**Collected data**
========================================================================
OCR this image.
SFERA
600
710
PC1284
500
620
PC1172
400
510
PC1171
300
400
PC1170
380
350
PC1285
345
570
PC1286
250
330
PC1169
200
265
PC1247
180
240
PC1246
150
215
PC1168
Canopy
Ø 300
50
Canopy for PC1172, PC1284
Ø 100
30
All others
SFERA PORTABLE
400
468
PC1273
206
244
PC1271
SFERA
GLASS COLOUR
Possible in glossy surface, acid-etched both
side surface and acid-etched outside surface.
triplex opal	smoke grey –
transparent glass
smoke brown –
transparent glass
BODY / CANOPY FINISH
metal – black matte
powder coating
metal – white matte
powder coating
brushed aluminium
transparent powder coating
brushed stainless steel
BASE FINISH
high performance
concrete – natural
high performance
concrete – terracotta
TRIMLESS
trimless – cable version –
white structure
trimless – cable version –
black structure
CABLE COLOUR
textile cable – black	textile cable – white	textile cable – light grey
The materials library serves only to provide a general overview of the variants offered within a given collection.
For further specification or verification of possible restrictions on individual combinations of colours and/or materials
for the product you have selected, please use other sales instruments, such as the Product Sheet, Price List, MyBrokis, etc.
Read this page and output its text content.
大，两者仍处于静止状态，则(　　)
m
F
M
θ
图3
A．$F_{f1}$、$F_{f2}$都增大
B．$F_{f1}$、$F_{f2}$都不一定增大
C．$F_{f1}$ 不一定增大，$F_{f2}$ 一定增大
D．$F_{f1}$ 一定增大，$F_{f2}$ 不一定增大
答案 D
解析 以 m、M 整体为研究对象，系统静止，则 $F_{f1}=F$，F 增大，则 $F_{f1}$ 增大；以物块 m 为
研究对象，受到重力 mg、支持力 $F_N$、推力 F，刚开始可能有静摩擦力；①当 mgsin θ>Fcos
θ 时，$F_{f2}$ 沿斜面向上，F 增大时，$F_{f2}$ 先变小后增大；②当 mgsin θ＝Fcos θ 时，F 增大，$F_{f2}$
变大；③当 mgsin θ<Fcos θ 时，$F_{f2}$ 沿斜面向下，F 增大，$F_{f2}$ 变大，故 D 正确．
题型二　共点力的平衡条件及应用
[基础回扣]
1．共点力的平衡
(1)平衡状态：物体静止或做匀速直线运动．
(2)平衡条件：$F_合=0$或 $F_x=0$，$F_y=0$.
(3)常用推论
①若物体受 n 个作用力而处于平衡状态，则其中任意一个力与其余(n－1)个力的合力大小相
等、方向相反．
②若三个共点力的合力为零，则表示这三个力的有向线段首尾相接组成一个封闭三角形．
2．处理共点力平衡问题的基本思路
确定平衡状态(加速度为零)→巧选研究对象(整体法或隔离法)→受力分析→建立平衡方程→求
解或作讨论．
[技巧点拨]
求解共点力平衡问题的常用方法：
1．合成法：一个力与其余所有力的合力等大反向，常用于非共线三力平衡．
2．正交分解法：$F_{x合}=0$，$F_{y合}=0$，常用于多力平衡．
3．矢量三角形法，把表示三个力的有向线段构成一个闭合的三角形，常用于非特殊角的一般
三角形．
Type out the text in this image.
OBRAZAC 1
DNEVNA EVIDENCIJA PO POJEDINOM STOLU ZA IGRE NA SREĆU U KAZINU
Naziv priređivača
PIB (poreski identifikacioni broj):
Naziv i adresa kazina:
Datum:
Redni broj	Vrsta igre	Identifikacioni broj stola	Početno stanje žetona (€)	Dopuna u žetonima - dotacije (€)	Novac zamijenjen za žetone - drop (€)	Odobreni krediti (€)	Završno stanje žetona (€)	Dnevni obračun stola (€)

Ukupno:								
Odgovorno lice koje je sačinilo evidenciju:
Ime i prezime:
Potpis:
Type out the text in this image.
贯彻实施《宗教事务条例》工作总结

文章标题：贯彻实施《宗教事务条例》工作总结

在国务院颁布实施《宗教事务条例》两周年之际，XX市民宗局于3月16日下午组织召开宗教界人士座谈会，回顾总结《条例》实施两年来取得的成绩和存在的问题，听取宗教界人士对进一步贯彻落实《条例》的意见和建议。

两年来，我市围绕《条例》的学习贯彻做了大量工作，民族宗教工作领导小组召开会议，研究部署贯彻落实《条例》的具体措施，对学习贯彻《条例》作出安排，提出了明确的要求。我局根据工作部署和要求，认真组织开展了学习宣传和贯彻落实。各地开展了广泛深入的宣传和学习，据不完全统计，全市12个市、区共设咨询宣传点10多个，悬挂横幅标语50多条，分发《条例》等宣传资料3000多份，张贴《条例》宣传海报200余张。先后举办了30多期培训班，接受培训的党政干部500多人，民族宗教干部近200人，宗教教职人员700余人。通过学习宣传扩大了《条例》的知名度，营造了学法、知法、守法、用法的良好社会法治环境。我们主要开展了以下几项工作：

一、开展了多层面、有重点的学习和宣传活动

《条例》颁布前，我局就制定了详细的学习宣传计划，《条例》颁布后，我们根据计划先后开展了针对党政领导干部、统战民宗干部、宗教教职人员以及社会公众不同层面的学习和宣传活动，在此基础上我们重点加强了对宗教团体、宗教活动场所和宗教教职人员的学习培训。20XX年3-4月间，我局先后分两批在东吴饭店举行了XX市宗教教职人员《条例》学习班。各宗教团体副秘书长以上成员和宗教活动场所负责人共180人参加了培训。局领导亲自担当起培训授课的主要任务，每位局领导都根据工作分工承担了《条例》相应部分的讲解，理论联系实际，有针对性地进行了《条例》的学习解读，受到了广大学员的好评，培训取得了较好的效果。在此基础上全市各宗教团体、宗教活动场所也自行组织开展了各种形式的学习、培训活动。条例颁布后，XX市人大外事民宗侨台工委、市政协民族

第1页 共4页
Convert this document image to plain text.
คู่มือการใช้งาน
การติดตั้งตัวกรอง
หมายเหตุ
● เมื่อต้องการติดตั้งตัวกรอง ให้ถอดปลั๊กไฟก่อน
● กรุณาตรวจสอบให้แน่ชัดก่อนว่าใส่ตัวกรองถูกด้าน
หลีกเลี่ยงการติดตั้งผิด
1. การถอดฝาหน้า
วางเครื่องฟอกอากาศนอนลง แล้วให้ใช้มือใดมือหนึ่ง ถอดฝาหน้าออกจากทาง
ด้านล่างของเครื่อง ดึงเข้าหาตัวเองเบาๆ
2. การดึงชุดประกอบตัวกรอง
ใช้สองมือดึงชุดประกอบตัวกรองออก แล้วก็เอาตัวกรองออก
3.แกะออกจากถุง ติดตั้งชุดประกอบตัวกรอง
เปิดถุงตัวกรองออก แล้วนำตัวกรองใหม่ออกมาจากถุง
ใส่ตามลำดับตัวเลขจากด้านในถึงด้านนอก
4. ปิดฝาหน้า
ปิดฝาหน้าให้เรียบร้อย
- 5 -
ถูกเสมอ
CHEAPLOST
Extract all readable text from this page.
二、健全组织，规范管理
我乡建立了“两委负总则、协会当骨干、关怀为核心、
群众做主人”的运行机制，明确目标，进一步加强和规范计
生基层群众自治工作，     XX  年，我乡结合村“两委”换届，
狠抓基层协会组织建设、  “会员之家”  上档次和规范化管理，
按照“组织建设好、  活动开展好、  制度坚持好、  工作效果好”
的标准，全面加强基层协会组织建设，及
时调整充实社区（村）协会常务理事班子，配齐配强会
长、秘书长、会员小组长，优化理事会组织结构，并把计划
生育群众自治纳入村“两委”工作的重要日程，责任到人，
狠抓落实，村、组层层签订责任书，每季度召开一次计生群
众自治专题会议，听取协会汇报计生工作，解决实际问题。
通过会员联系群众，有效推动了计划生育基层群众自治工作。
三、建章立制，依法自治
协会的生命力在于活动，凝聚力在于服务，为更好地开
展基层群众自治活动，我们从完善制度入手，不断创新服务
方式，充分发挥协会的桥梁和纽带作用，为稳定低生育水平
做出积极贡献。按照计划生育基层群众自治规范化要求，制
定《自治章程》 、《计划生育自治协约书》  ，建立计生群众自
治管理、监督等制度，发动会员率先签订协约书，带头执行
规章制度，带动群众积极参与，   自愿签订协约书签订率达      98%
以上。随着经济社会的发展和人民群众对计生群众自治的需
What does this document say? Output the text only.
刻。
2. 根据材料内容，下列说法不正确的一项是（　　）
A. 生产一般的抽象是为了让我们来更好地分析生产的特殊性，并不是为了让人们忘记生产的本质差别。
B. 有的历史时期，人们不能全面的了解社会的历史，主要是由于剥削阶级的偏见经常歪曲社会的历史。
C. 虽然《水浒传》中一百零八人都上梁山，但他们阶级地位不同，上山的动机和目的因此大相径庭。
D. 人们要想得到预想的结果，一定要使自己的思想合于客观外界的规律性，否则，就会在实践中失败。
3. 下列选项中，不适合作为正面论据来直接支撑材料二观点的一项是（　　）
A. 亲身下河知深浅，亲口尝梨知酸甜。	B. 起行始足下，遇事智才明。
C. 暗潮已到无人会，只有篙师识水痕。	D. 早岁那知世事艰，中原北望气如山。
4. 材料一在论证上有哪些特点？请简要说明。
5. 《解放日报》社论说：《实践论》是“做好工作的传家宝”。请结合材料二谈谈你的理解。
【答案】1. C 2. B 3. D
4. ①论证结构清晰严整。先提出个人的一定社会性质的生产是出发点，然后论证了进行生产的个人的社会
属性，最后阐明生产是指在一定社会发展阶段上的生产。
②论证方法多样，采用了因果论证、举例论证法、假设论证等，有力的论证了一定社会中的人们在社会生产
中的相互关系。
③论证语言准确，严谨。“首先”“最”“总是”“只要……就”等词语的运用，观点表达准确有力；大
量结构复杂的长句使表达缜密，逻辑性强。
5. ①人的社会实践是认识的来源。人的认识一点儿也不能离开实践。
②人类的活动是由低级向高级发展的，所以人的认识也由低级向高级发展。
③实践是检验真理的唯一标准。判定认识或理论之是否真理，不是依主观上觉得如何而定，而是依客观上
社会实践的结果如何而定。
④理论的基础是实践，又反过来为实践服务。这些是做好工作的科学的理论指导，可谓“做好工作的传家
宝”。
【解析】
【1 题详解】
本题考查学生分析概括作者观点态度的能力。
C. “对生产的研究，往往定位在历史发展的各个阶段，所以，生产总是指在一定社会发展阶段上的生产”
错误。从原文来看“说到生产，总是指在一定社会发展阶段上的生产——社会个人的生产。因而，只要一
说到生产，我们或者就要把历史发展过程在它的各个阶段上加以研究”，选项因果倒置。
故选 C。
========================================================================
**WHAT IS EXPECTED**
Check every line for "ดประกอบต" and show the ones that have it.

**PROBLEM SOLUTION**
2. การดึงชุดประกอบตัวกรอง
ใช้สองมือดึงชุดประกอบตัวกรองออก แล้วก็เอาตัวกรองออก
3.แกะออกจากถุง ติดตั้งชุดประกอบตัวกรอง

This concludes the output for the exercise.